[Start Data to use]
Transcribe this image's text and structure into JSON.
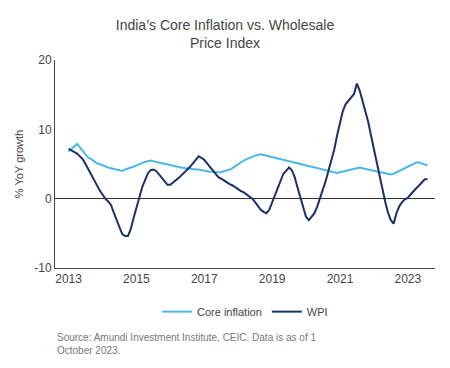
{
  "chart_data": {
    "type": "line",
    "title": "India’s Core Inflation vs. Wholesale\nPrice Index",
    "ylabel": "% YoY growth",
    "annotations": [
      "Source: Amundi Investment Institute, CEIC. Data is as of 1\nOctober 2023."
    ],
    "x": [
      2013.0,
      2013.0833,
      2013.1666,
      2013.2499,
      2013.3332,
      2013.4165,
      2013.4998,
      2013.5831,
      2013.6665,
      2013.7498,
      2013.8331,
      2013.9164,
      2013.9997,
      2014.083,
      2014.1663,
      2014.2496,
      2014.3329,
      2014.4162,
      2014.4995,
      2014.5828,
      2014.6661,
      2014.7494,
      2014.8328,
      2014.9161,
      2014.9994,
      2015.0827,
      2015.166,
      2015.2493,
      2015.3326,
      2015.4159,
      2015.4992,
      2015.5825,
      2015.6658,
      2015.7491,
      2015.8324,
      2015.9157,
      2015.9991,
      2016.0824,
      2016.1657,
      2016.249,
      2016.3323,
      2016.4156,
      2016.4989,
      2016.5822,
      2016.6655,
      2016.7488,
      2016.8321,
      2016.9154,
      2016.9987,
      2017.082,
      2017.1654,
      2017.2487,
      2017.332,
      2017.4153,
      2017.4986,
      2017.5819,
      2017.6652,
      2017.7485,
      2017.8318,
      2017.9151,
      2017.9984,
      2018.0817,
      2018.165,
      2018.2483,
      2018.3317,
      2018.415,
      2018.4983,
      2018.5816,
      2018.6649,
      2018.7482,
      2018.8315,
      2018.9148,
      2018.9981,
      2019.0814,
      2019.1647,
      2019.248,
      2019.3313,
      2019.4146,
      2019.498,
      2019.5813,
      2019.6646,
      2019.7479,
      2019.8312,
      2019.9145,
      2019.9978,
      2020.0811,
      2020.1644,
      2020.2477,
      2020.331,
      2020.4143,
      2020.4976,
      2020.5809,
      2020.6643,
      2020.7476,
      2020.8309,
      2020.9142,
      2020.9975,
      2021.0808,
      2021.1641,
      2021.2474,
      2021.3307,
      2021.414,
      2021.4973,
      2021.5806,
      2021.6639,
      2021.7472,
      2021.8306,
      2021.9139,
      2021.9972,
      2022.0805,
      2022.1638,
      2022.2471,
      2022.3304,
      2022.4137,
      2022.497,
      2022.5803,
      2022.6636,
      2022.7469,
      2022.8302,
      2022.9135,
      2022.9969,
      2023.0802,
      2023.1635,
      2023.2468,
      2023.3301,
      2023.4134,
      2023.4967,
      2023.58
    ],
    "series": [
      {
        "name": "Core inflation",
        "color": "#4db8e8",
        "values": [
          6.8,
          7.2,
          7.6,
          7.9,
          7.4,
          6.9,
          6.4,
          5.9,
          5.7,
          5.4,
          5.1,
          5.0,
          4.8,
          4.6,
          4.5,
          4.4,
          4.3,
          4.2,
          4.1,
          4.0,
          4.2,
          4.3,
          4.5,
          4.6,
          4.8,
          5.0,
          5.2,
          5.3,
          5.4,
          5.5,
          5.4,
          5.3,
          5.2,
          5.1,
          5.0,
          4.9,
          4.8,
          4.7,
          4.6,
          4.5,
          4.5,
          4.4,
          4.4,
          4.3,
          4.3,
          4.2,
          4.2,
          4.1,
          4.1,
          4.0,
          3.9,
          3.9,
          3.8,
          3.8,
          3.8,
          3.9,
          4.0,
          4.2,
          4.4,
          4.7,
          5.0,
          5.3,
          5.5,
          5.7,
          5.9,
          6.0,
          6.2,
          6.3,
          6.4,
          6.3,
          6.2,
          6.1,
          6.0,
          5.9,
          5.8,
          5.7,
          5.6,
          5.5,
          5.4,
          5.3,
          5.2,
          5.1,
          4.9,
          4.8,
          4.8,
          4.7,
          4.6,
          4.5,
          4.4,
          4.3,
          4.2,
          4.1,
          4.0,
          3.9,
          3.8,
          3.7,
          3.8,
          3.9,
          4.0,
          4.1,
          4.2,
          4.3,
          4.4,
          4.5,
          4.4,
          4.3,
          4.2,
          4.1,
          4.0,
          3.9,
          3.8,
          3.7,
          3.6,
          3.5,
          3.5,
          3.6,
          3.8,
          4.0,
          4.2,
          4.4,
          4.6,
          4.8,
          5.0,
          5.2,
          5.2,
          5.1,
          5.0,
          4.8
        ]
      },
      {
        "name": "WPI",
        "color": "#1a3068",
        "values": [
          7.2,
          7.0,
          6.8,
          6.5,
          6.1,
          5.7,
          5.0,
          4.2,
          3.4,
          2.6,
          1.8,
          1.2,
          0.6,
          0.0,
          -0.4,
          -0.9,
          -2.0,
          -3.2,
          -4.1,
          -5.1,
          -5.4,
          -5.4,
          -4.4,
          -2.8,
          -1.5,
          0.1,
          1.6,
          2.5,
          3.6,
          4.1,
          4.2,
          4.0,
          3.5,
          3.0,
          2.5,
          2.0,
          2.0,
          2.3,
          2.6,
          3.0,
          3.4,
          3.8,
          4.1,
          4.6,
          5.1,
          5.6,
          6.1,
          5.9,
          5.6,
          5.1,
          4.6,
          4.1,
          3.6,
          3.1,
          2.9,
          2.6,
          2.3,
          2.1,
          1.9,
          1.6,
          1.3,
          1.1,
          0.9,
          0.6,
          0.3,
          0.0,
          -0.5,
          -1.0,
          -1.6,
          -1.9,
          -2.1,
          -1.6,
          -0.5,
          0.6,
          1.6,
          2.6,
          3.6,
          4.0,
          4.5,
          4.1,
          3.1,
          1.6,
          0.1,
          -1.5,
          -2.6,
          -3.1,
          -2.6,
          -2.1,
          -1.1,
          0.1,
          1.1,
          2.6,
          4.1,
          5.6,
          7.1,
          9.1,
          11.1,
          12.6,
          13.6,
          14.1,
          14.6,
          15.1,
          16.6,
          15.6,
          14.1,
          12.6,
          11.1,
          9.1,
          7.1,
          5.1,
          3.1,
          1.1,
          -0.4,
          -2.0,
          -3.1,
          -3.6,
          -2.1,
          -1.1,
          -0.5,
          -0.1,
          0.1,
          0.6,
          1.1,
          1.5,
          1.9,
          2.3,
          2.8,
          2.8
        ]
      }
    ],
    "xlim": [
      2012.6,
      2023.8
    ],
    "xticks": [
      2013,
      2015,
      2017,
      2019,
      2021,
      2023
    ],
    "ylim": [
      -10,
      20
    ],
    "yticks": [
      -10,
      0,
      10,
      20
    ],
    "grid": false,
    "legend": "bottom"
  }
}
[End Data to use]
__Aim__: Retype the data above exactly; pictures are not part of the copy.

__Expected output__:
Transcribe this image's text and structure into JSON.
{
  "chart_data": {
    "type": "line",
    "title": "India’s Core Inflation vs. Wholesale\nPrice Index",
    "ylabel": "% YoY growth",
    "annotations": [
      "Source: Amundi Investment Institute, CEIC. Data is as of 1\nOctober 2023."
    ],
    "x": [
      2013.0,
      2013.0833,
      2013.1666,
      2013.2499,
      2013.3332,
      2013.4165,
      2013.4998,
      2013.5831,
      2013.6665,
      2013.7498,
      2013.8331,
      2013.9164,
      2013.9997,
      2014.083,
      2014.1663,
      2014.2496,
      2014.3329,
      2014.4162,
      2014.4995,
      2014.5828,
      2014.6661,
      2014.7494,
      2014.8328,
      2014.9161,
      2014.9994,
      2015.0827,
      2015.166,
      2015.2493,
      2015.3326,
      2015.4159,
      2015.4992,
      2015.5825,
      2015.6658,
      2015.7491,
      2015.8324,
      2015.9157,
      2015.9991,
      2016.0824,
      2016.1657,
      2016.249,
      2016.3323,
      2016.4156,
      2016.4989,
      2016.5822,
      2016.6655,
      2016.7488,
      2016.8321,
      2016.9154,
      2016.9987,
      2017.082,
      2017.1654,
      2017.2487,
      2017.332,
      2017.4153,
      2017.4986,
      2017.5819,
      2017.6652,
      2017.7485,
      2017.8318,
      2017.9151,
      2017.9984,
      2018.0817,
      2018.165,
      2018.2483,
      2018.3317,
      2018.415,
      2018.4983,
      2018.5816,
      2018.6649,
      2018.7482,
      2018.8315,
      2018.9148,
      2018.9981,
      2019.0814,
      2019.1647,
      2019.248,
      2019.3313,
      2019.4146,
      2019.498,
      2019.5813,
      2019.6646,
      2019.7479,
      2019.8312,
      2019.9145,
      2019.9978,
      2020.0811,
      2020.1644,
      2020.2477,
      2020.331,
      2020.4143,
      2020.4976,
      2020.5809,
      2020.6643,
      2020.7476,
      2020.8309,
      2020.9142,
      2020.9975,
      2021.0808,
      2021.1641,
      2021.2474,
      2021.3307,
      2021.414,
      2021.4973,
      2021.5806,
      2021.6639,
      2021.7472,
      2021.8306,
      2021.9139,
      2021.9972,
      2022.0805,
      2022.1638,
      2022.2471,
      2022.3304,
      2022.4137,
      2022.497,
      2022.5803,
      2022.6636,
      2022.7469,
      2022.8302,
      2022.9135,
      2022.9969,
      2023.0802,
      2023.1635,
      2023.2468,
      2023.3301,
      2023.4134,
      2023.4967,
      2023.58
    ],
    "series": [
      {
        "name": "Core inflation",
        "color": "#4db8e8",
        "values": [
          6.8,
          7.2,
          7.6,
          7.9,
          7.4,
          6.9,
          6.4,
          5.9,
          5.7,
          5.4,
          5.1,
          5.0,
          4.8,
          4.6,
          4.5,
          4.4,
          4.3,
          4.2,
          4.1,
          4.0,
          4.2,
          4.3,
          4.5,
          4.6,
          4.8,
          5.0,
          5.2,
          5.3,
          5.4,
          5.5,
          5.4,
          5.3,
          5.2,
          5.1,
          5.0,
          4.9,
          4.8,
          4.7,
          4.6,
          4.5,
          4.5,
          4.4,
          4.4,
          4.3,
          4.3,
          4.2,
          4.2,
          4.1,
          4.1,
          4.0,
          3.9,
          3.9,
          3.8,
          3.8,
          3.8,
          3.9,
          4.0,
          4.2,
          4.4,
          4.7,
          5.0,
          5.3,
          5.5,
          5.7,
          5.9,
          6.0,
          6.2,
          6.3,
          6.4,
          6.3,
          6.2,
          6.1,
          6.0,
          5.9,
          5.8,
          5.7,
          5.6,
          5.5,
          5.4,
          5.3,
          5.2,
          5.1,
          4.9,
          4.8,
          4.8,
          4.7,
          4.6,
          4.5,
          4.4,
          4.3,
          4.2,
          4.1,
          4.0,
          3.9,
          3.8,
          3.7,
          3.8,
          3.9,
          4.0,
          4.1,
          4.2,
          4.3,
          4.4,
          4.5,
          4.4,
          4.3,
          4.2,
          4.1,
          4.0,
          3.9,
          3.8,
          3.7,
          3.6,
          3.5,
          3.5,
          3.6,
          3.8,
          4.0,
          4.2,
          4.4,
          4.6,
          4.8,
          5.0,
          5.2,
          5.2,
          5.1,
          5.0,
          4.8
        ]
      },
      {
        "name": "WPI",
        "color": "#1a3068",
        "values": [
          7.2,
          7.0,
          6.8,
          6.5,
          6.1,
          5.7,
          5.0,
          4.2,
          3.4,
          2.6,
          1.8,
          1.2,
          0.6,
          0.0,
          -0.4,
          -0.9,
          -2.0,
          -3.2,
          -4.1,
          -5.1,
          -5.4,
          -5.4,
          -4.4,
          -2.8,
          -1.5,
          0.1,
          1.6,
          2.5,
          3.6,
          4.1,
          4.2,
          4.0,
          3.5,
          3.0,
          2.5,
          2.0,
          2.0,
          2.3,
          2.6,
          3.0,
          3.4,
          3.8,
          4.1,
          4.6,
          5.1,
          5.6,
          6.1,
          5.9,
          5.6,
          5.1,
          4.6,
          4.1,
          3.6,
          3.1,
          2.9,
          2.6,
          2.3,
          2.1,
          1.9,
          1.6,
          1.3,
          1.1,
          0.9,
          0.6,
          0.3,
          0.0,
          -0.5,
          -1.0,
          -1.6,
          -1.9,
          -2.1,
          -1.6,
          -0.5,
          0.6,
          1.6,
          2.6,
          3.6,
          4.0,
          4.5,
          4.1,
          3.1,
          1.6,
          0.1,
          -1.5,
          -2.6,
          -3.1,
          -2.6,
          -2.1,
          -1.1,
          0.1,
          1.1,
          2.6,
          4.1,
          5.6,
          7.1,
          9.1,
          11.1,
          12.6,
          13.6,
          14.1,
          14.6,
          15.1,
          16.6,
          15.6,
          14.1,
          12.6,
          11.1,
          9.1,
          7.1,
          5.1,
          3.1,
          1.1,
          -0.4,
          -2.0,
          -3.1,
          -3.6,
          -2.1,
          -1.1,
          -0.5,
          -0.1,
          0.1,
          0.6,
          1.1,
          1.5,
          1.9,
          2.3,
          2.8,
          2.8
        ]
      }
    ],
    "xlim": [
      2012.6,
      2023.8
    ],
    "xticks": [
      2013,
      2015,
      2017,
      2019,
      2021,
      2023
    ],
    "ylim": [
      -10,
      20
    ],
    "yticks": [
      -10,
      0,
      10,
      20
    ],
    "grid": false,
    "legend": "bottom"
  }
}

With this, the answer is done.